[Stored data]
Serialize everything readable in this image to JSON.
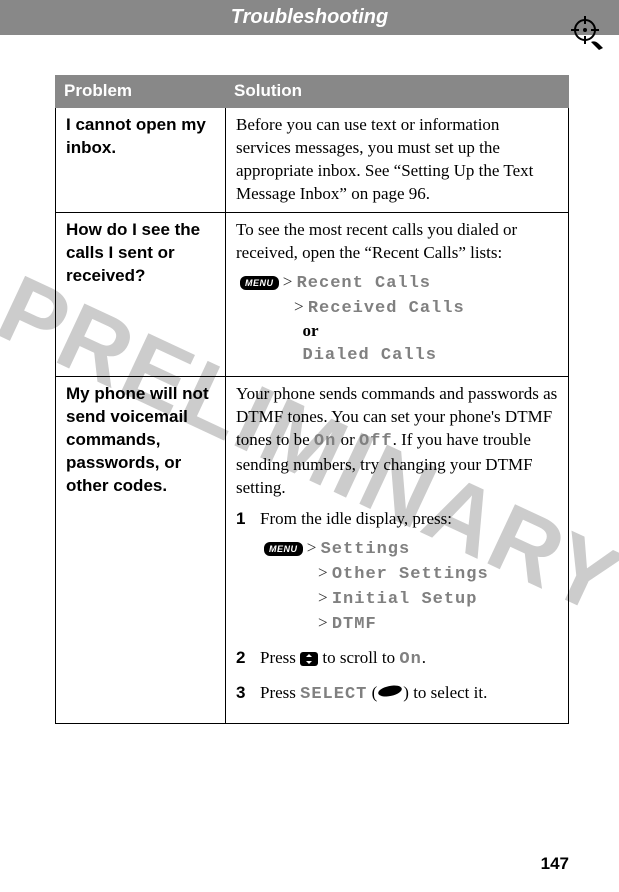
{
  "watermark": "PRELIMINARY",
  "header": {
    "title": "Troubleshooting"
  },
  "table": {
    "headers": {
      "problem": "Problem",
      "solution": "Solution"
    },
    "row1": {
      "problem": "I cannot open my inbox.",
      "solution": "Before you can use text or information services messages, you must set up the appropriate inbox. See “Setting Up the Text Message Inbox” on page 96."
    },
    "row2": {
      "problem": "How do I see the calls I sent or received?",
      "solution_intro": "To see the most recent calls you dialed or received, open the “Recent Calls” lists:",
      "menu_label": "MENU",
      "nav1": "Recent Calls",
      "nav2": "Received Calls",
      "or": "or",
      "nav3": "Dialed Calls"
    },
    "row3": {
      "problem": "My phone will not send voicemail commands, passwords, or other codes.",
      "solution_intro_a": "Your phone sends commands and passwords as DTMF tones. You can set your phone's DTMF tones to be ",
      "on": "On",
      "solution_intro_b": " or ",
      "off": "Off",
      "solution_intro_c": ". If you have trouble sending numbers, try changing your DTMF setting.",
      "step1_text": "From the idle display, press:",
      "menu_label": "MENU",
      "s1": "Settings",
      "s2": "Other Settings",
      "s3": "Initial Setup",
      "s4": "DTMF",
      "step2_a": "Press ",
      "step2_b": " to scroll to ",
      "step2_on": "On",
      "step2_c": ".",
      "step3_a": "Press ",
      "step3_select": "SELECT",
      "step3_b": " (",
      "step3_c": ") to select it."
    }
  },
  "keys": {
    "menu": "MENU"
  },
  "page_number": "147"
}
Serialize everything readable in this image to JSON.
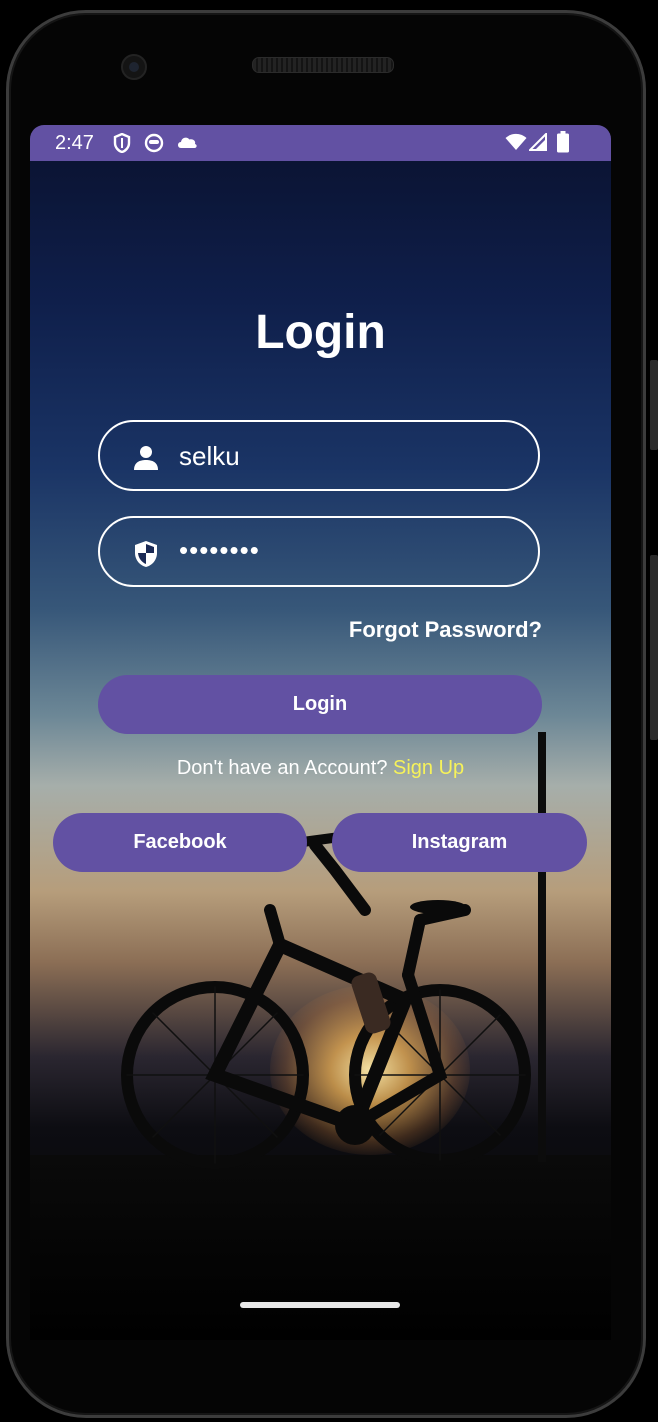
{
  "status_bar": {
    "time": "2:47",
    "left_icons": [
      "shield-outline-icon",
      "robot-face-icon",
      "cloud-icon"
    ],
    "right_icons": [
      "wifi-icon",
      "signal-icon",
      "battery-icon"
    ],
    "color": "#6251a3"
  },
  "login": {
    "title": "Login",
    "username": {
      "value": "selku",
      "icon": "person-icon"
    },
    "password": {
      "value": "••••••••",
      "icon": "shield-icon"
    },
    "forgot_password": "Forgot Password?",
    "login_button": "Login",
    "signup_prompt": "Don't have an Account?",
    "signup_link": "Sign Up",
    "facebook_button": "Facebook",
    "instagram_button": "Instagram"
  },
  "colors": {
    "accent": "#6251a3",
    "link": "#f6f25a",
    "text": "#ffffff"
  }
}
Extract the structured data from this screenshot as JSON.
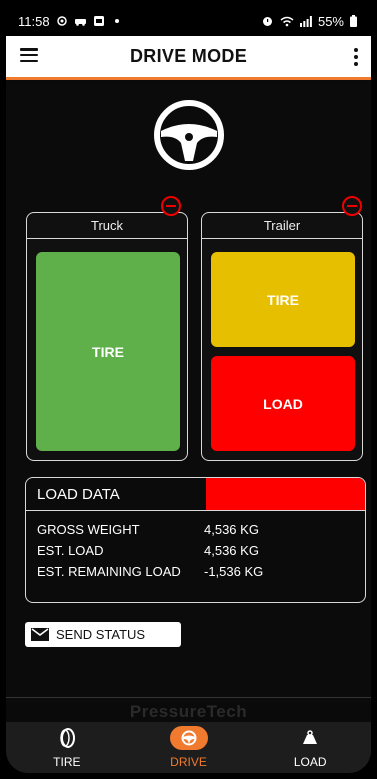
{
  "status_bar": {
    "time": "11:58",
    "battery": "55%"
  },
  "app_bar": {
    "title": "DRIVE MODE"
  },
  "truck": {
    "title": "Truck",
    "tile_label": "TIRE",
    "tile_color": "#5fb04a"
  },
  "trailer": {
    "title": "Trailer",
    "tiles": [
      {
        "label": "TIRE",
        "color": "#e6bf00"
      },
      {
        "label": "LOAD",
        "color": "#ff0000"
      }
    ]
  },
  "load_data": {
    "title": "LOAD DATA",
    "header_color": "#ff0000",
    "rows": [
      {
        "label": "GROSS WEIGHT",
        "value": "4,536 KG"
      },
      {
        "label": "EST. LOAD",
        "value": "4,536 KG"
      },
      {
        "label": "EST. REMAINING LOAD",
        "value": "-1,536 KG"
      }
    ]
  },
  "send_status": {
    "label": "SEND STATUS"
  },
  "brand": {
    "text": "PressureTech"
  },
  "nav": {
    "items": [
      {
        "label": "TIRE",
        "icon": "tire-icon",
        "active": false
      },
      {
        "label": "DRIVE",
        "icon": "steering-wheel-icon",
        "active": true
      },
      {
        "label": "LOAD",
        "icon": "load-weight-icon",
        "active": false
      }
    ]
  },
  "colors": {
    "accent": "#f07a2e",
    "alert": "#ff0000",
    "ok": "#5fb04a",
    "warning": "#e6bf00"
  }
}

The problem - Go back to the records above and write them out exactly, without the pictures.

Answer to this problem -
Serialize everything readable in this image to JSON.
{
  "watermark": "PRELIMINARY",
  "header": {
    "title": "Troubleshooting"
  },
  "table": {
    "headers": {
      "problem": "Problem",
      "solution": "Solution"
    },
    "row1": {
      "problem": "I cannot open my inbox.",
      "solution": "Before you can use text or information services messages, you must set up the appropriate inbox. See “Setting Up the Text Message Inbox” on page 96."
    },
    "row2": {
      "problem": "How do I see the calls I sent or received?",
      "solution_intro": "To see the most recent calls you dialed or received, open the “Recent Calls” lists:",
      "menu_label": "MENU",
      "nav1": "Recent Calls",
      "nav2": "Received Calls",
      "or": "or",
      "nav3": "Dialed Calls"
    },
    "row3": {
      "problem": "My phone will not send voicemail commands, passwords, or other codes.",
      "solution_intro_a": "Your phone sends commands and passwords as DTMF tones. You can set your phone's DTMF tones to be ",
      "on": "On",
      "solution_intro_b": " or ",
      "off": "Off",
      "solution_intro_c": ". If you have trouble sending numbers, try changing your DTMF setting.",
      "step1_text": "From the idle display, press:",
      "menu_label": "MENU",
      "s1": "Settings",
      "s2": "Other Settings",
      "s3": "Initial Setup",
      "s4": "DTMF",
      "step2_a": "Press ",
      "step2_b": " to scroll to ",
      "step2_on": "On",
      "step2_c": ".",
      "step3_a": "Press ",
      "step3_select": "SELECT",
      "step3_b": " (",
      "step3_c": ") to select it."
    }
  },
  "keys": {
    "menu": "MENU"
  },
  "page_number": "147"
}
Serialize everything readable in this image to JSON.
{
  "status_bar": {
    "time": "2:47",
    "left_icons": [
      "shield-outline-icon",
      "robot-face-icon",
      "cloud-icon"
    ],
    "right_icons": [
      "wifi-icon",
      "signal-icon",
      "battery-icon"
    ],
    "color": "#6251a3"
  },
  "login": {
    "title": "Login",
    "username": {
      "value": "selku",
      "icon": "person-icon"
    },
    "password": {
      "value": "••••••••",
      "icon": "shield-icon"
    },
    "forgot_password": "Forgot Password?",
    "login_button": "Login",
    "signup_prompt": "Don't have an Account?",
    "signup_link": "Sign Up",
    "facebook_button": "Facebook",
    "instagram_button": "Instagram"
  },
  "colors": {
    "accent": "#6251a3",
    "link": "#f6f25a",
    "text": "#ffffff"
  }
}
Extract the structured data from this screenshot as JSON.
{
  "status_bar": {
    "time": "11:58",
    "battery": "55%"
  },
  "app_bar": {
    "title": "DRIVE MODE"
  },
  "truck": {
    "title": "Truck",
    "tile_label": "TIRE",
    "tile_color": "#5fb04a"
  },
  "trailer": {
    "title": "Trailer",
    "tiles": [
      {
        "label": "TIRE",
        "color": "#e6bf00"
      },
      {
        "label": "LOAD",
        "color": "#ff0000"
      }
    ]
  },
  "load_data": {
    "title": "LOAD DATA",
    "header_color": "#ff0000",
    "rows": [
      {
        "label": "GROSS WEIGHT",
        "value": "4,536 KG"
      },
      {
        "label": "EST. LOAD",
        "value": "4,536 KG"
      },
      {
        "label": "EST. REMAINING LOAD",
        "value": "-1,536 KG"
      }
    ]
  },
  "send_status": {
    "label": "SEND STATUS"
  },
  "brand": {
    "text": "PressureTech"
  },
  "nav": {
    "items": [
      {
        "label": "TIRE",
        "icon": "tire-icon",
        "active": false
      },
      {
        "label": "DRIVE",
        "icon": "steering-wheel-icon",
        "active": true
      },
      {
        "label": "LOAD",
        "icon": "load-weight-icon",
        "active": false
      }
    ]
  },
  "colors": {
    "accent": "#f07a2e",
    "alert": "#ff0000",
    "ok": "#5fb04a",
    "warning": "#e6bf00"
  }
}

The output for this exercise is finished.